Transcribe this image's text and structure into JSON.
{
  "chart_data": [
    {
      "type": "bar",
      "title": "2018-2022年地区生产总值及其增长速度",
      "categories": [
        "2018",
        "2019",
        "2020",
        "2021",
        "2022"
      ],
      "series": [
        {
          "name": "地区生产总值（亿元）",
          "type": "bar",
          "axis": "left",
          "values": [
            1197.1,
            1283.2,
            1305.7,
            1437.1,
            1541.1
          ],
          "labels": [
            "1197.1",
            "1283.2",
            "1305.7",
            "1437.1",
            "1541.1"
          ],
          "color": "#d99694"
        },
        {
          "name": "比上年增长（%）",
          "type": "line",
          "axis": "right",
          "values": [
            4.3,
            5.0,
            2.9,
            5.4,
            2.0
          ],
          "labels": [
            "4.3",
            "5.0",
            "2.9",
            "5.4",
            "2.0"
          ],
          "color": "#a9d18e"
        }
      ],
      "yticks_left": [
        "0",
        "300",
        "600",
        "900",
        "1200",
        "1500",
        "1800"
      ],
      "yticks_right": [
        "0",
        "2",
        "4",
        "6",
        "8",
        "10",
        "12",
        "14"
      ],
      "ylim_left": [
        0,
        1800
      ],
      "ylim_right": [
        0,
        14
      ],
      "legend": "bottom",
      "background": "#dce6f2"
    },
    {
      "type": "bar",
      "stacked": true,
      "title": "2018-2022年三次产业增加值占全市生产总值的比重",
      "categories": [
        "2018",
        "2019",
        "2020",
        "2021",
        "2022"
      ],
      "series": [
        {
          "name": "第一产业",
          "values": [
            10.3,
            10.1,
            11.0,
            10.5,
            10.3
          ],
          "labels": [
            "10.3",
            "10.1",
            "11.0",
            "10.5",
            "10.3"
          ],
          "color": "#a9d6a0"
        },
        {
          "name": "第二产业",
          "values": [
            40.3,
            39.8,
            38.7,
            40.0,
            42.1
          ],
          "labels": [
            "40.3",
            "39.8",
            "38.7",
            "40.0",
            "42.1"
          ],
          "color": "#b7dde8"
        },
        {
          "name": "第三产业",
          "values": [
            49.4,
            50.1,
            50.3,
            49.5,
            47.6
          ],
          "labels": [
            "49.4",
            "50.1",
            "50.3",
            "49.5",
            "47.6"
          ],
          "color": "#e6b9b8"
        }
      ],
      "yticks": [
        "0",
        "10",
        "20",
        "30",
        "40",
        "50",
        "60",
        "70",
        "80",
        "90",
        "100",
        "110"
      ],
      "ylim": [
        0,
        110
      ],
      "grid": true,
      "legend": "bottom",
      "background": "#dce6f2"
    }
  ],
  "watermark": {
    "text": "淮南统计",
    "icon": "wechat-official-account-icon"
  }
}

• JOB
Scan the material above. Return every line containing the string "text".

• ANSWER TO THE TASK
Transcribe this image's text and structure into JSON.
    "text": "淮南统计",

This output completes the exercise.